— Start —
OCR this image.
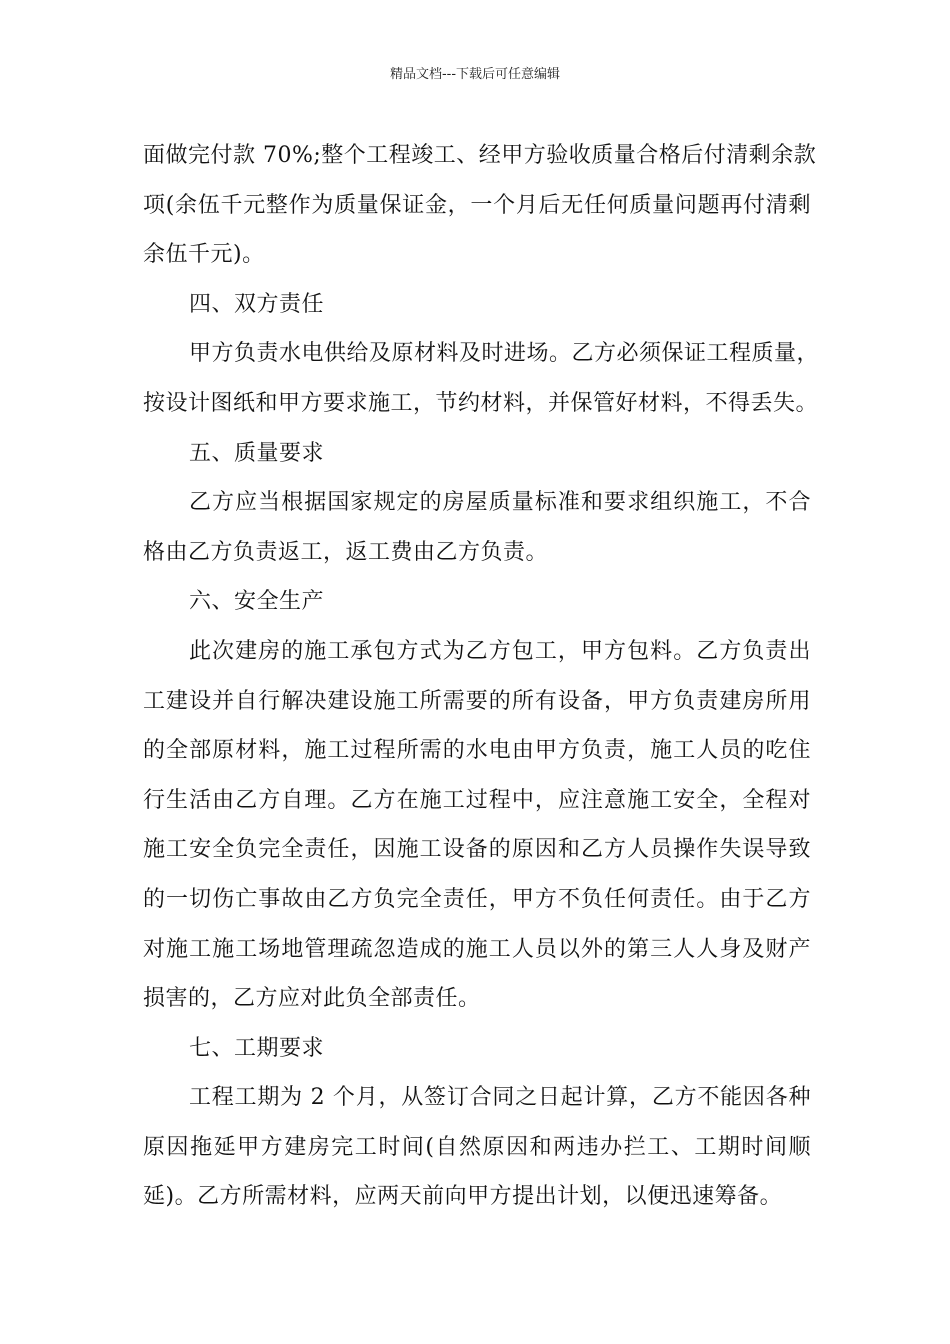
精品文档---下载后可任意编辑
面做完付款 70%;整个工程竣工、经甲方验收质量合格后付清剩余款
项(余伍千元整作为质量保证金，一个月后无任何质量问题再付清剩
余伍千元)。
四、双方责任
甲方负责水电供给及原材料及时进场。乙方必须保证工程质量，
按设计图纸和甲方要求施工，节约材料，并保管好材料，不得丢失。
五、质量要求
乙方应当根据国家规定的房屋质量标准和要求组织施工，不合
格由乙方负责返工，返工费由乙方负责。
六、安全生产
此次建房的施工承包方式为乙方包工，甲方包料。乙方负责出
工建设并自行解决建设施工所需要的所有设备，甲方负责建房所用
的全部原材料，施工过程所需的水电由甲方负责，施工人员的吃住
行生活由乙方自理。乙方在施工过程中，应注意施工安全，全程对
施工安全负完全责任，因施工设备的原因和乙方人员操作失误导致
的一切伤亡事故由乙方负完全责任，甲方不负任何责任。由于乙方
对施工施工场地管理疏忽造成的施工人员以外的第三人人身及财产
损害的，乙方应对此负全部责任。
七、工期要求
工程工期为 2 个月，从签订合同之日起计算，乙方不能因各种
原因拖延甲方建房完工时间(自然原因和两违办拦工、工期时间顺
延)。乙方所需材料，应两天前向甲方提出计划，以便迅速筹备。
— End —
Directions for this task: Set down every entry word for word, but omit the pictures.

Reply:
OCR this image.
精品文档---下载后可任意编辑
面做完付款 70%;整个工程竣工、经甲方验收质量合格后付清剩余款
项(余伍千元整作为质量保证金，一个月后无任何质量问题再付清剩
余伍千元)。
四、双方责任
甲方负责水电供给及原材料及时进场。乙方必须保证工程质量，
按设计图纸和甲方要求施工，节约材料，并保管好材料，不得丢失。
五、质量要求
乙方应当根据国家规定的房屋质量标准和要求组织施工，不合
格由乙方负责返工，返工费由乙方负责。
六、安全生产
此次建房的施工承包方式为乙方包工，甲方包料。乙方负责出
工建设并自行解决建设施工所需要的所有设备，甲方负责建房所用
的全部原材料，施工过程所需的水电由甲方负责，施工人员的吃住
行生活由乙方自理。乙方在施工过程中，应注意施工安全，全程对
施工安全负完全责任，因施工设备的原因和乙方人员操作失误导致
的一切伤亡事故由乙方负完全责任，甲方不负任何责任。由于乙方
对施工施工场地管理疏忽造成的施工人员以外的第三人人身及财产
损害的，乙方应对此负全部责任。
七、工期要求
工程工期为 2 个月，从签订合同之日起计算，乙方不能因各种
原因拖延甲方建房完工时间(自然原因和两违办拦工、工期时间顺
延)。乙方所需材料，应两天前向甲方提出计划，以便迅速筹备。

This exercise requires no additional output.